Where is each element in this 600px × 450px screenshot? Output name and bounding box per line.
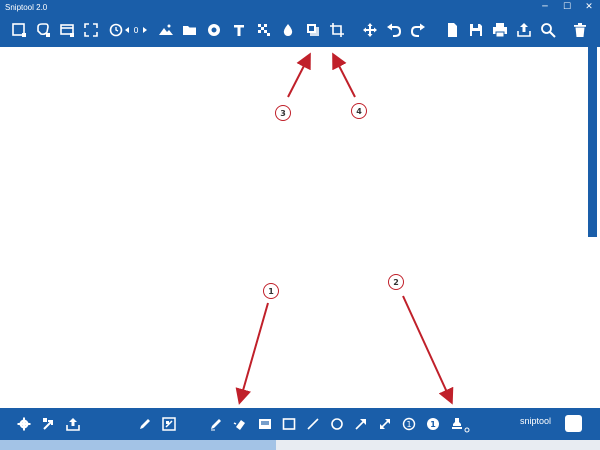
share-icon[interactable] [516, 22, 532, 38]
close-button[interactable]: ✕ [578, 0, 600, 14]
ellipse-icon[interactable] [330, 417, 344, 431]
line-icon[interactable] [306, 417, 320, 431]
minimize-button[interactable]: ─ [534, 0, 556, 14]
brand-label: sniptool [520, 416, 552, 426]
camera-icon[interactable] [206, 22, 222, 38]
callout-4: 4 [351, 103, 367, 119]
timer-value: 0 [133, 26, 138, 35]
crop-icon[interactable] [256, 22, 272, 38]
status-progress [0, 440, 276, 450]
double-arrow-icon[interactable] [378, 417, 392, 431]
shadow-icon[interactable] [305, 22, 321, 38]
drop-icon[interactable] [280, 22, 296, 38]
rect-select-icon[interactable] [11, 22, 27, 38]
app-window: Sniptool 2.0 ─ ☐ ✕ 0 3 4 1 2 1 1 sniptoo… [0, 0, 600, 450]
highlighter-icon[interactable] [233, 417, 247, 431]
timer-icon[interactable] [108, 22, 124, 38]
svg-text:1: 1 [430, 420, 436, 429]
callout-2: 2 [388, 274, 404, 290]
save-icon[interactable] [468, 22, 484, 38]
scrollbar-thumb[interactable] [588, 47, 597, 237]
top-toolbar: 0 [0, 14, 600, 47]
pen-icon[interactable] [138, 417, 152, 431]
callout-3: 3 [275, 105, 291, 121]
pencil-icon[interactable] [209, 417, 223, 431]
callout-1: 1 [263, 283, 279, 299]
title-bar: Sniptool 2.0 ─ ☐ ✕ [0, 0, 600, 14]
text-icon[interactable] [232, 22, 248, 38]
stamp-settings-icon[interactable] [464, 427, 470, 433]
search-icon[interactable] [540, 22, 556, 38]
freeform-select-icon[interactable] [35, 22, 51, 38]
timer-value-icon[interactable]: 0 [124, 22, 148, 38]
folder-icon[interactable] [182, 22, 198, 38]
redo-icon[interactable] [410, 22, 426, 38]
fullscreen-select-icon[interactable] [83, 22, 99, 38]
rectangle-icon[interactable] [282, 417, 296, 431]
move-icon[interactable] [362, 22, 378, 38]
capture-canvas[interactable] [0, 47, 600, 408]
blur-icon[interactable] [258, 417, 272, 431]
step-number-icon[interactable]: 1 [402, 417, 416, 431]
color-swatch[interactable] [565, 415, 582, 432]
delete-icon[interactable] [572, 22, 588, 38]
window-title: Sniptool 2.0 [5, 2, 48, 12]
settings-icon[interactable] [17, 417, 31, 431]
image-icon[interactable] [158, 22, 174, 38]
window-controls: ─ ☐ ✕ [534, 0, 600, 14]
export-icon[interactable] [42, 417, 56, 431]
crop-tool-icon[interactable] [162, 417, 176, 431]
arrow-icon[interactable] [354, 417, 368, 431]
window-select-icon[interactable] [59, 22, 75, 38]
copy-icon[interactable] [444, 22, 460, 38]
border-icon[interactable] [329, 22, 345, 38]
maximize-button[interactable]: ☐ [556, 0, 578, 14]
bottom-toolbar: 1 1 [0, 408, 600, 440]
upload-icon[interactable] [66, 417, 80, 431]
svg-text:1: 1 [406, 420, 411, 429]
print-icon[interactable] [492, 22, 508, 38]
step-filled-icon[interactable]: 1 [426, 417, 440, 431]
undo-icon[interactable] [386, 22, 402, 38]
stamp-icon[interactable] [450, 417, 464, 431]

---

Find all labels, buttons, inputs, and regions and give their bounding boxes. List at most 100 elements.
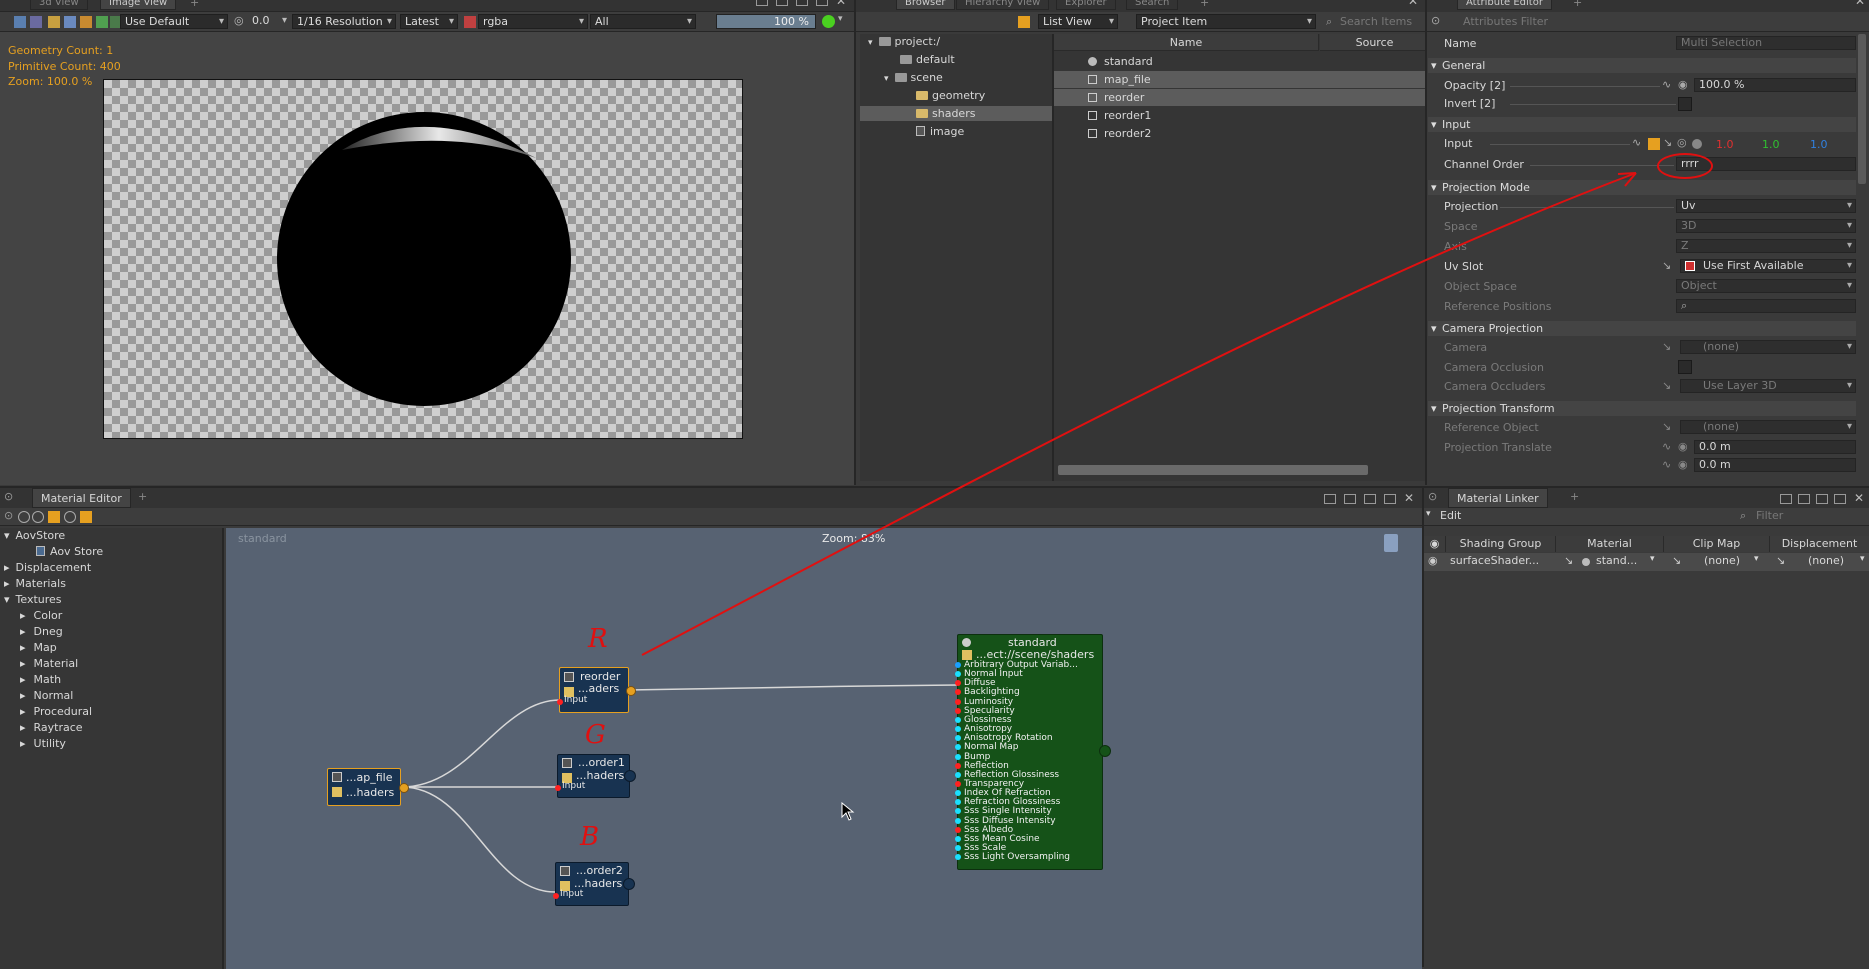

» **EXERCISE DETAILS**:
In the listing, please rename "callout" to "marker" wherever it occurs, starting with the line with "Where is each" and going on through the line with "timer-value-icon[interactable]: 0 [124, 22, 148, 38]", and leave every other part of those lines unchanged. Give back only those lines, with the pictures left out.

» **IN RESPONSE**:
Where is each element in this 600px × 450px screenshot? Output name and bounding box per line.
share-icon[interactable] [516, 22, 532, 38]
close-button[interactable]: ✕ [578, 0, 600, 14]
ellipse-icon[interactable] [330, 417, 344, 431]
line-icon[interactable] [306, 417, 320, 431]
minimize-button[interactable]: ─ [534, 0, 556, 14]
brand-label: sniptool [520, 416, 552, 426]
camera-icon[interactable] [206, 22, 222, 38]
marker-4: 4 [351, 103, 367, 119]
timer-value: 0 [133, 26, 138, 35]
crop-icon[interactable] [256, 22, 272, 38]
status-progress [0, 440, 276, 450]
double-arrow-icon[interactable] [378, 417, 392, 431]
shadow-icon[interactable] [305, 22, 321, 38]
drop-icon[interactable] [280, 22, 296, 38]
rect-select-icon[interactable] [11, 22, 27, 38]
app-window: Sniptool 2.0 ─ ☐ ✕ 0 3 4 1 2 1 1 sniptoo… [0, 0, 600, 450]
highlighter-icon[interactable] [233, 417, 247, 431]
timer-icon[interactable] [108, 22, 124, 38]
svg-text:1: 1 [430, 420, 436, 429]
marker-2: 2 [388, 274, 404, 290]
save-icon[interactable] [468, 22, 484, 38]
scrollbar-thumb[interactable] [588, 47, 597, 237]
top-toolbar: 0 [0, 14, 600, 47]
pen-icon[interactable] [138, 417, 152, 431]
marker-3: 3 [275, 105, 291, 121]
pencil-icon[interactable] [209, 417, 223, 431]
marker-1: 1 [263, 283, 279, 299]
title-bar: Sniptool 2.0 ─ ☐ ✕ [0, 0, 600, 14]
text-icon[interactable] [232, 22, 248, 38]
stamp-settings-icon[interactable] [464, 427, 470, 433]
search-icon[interactable] [540, 22, 556, 38]
freeform-select-icon[interactable] [35, 22, 51, 38]
timer-value-icon[interactable]: 0 [124, 22, 148, 38]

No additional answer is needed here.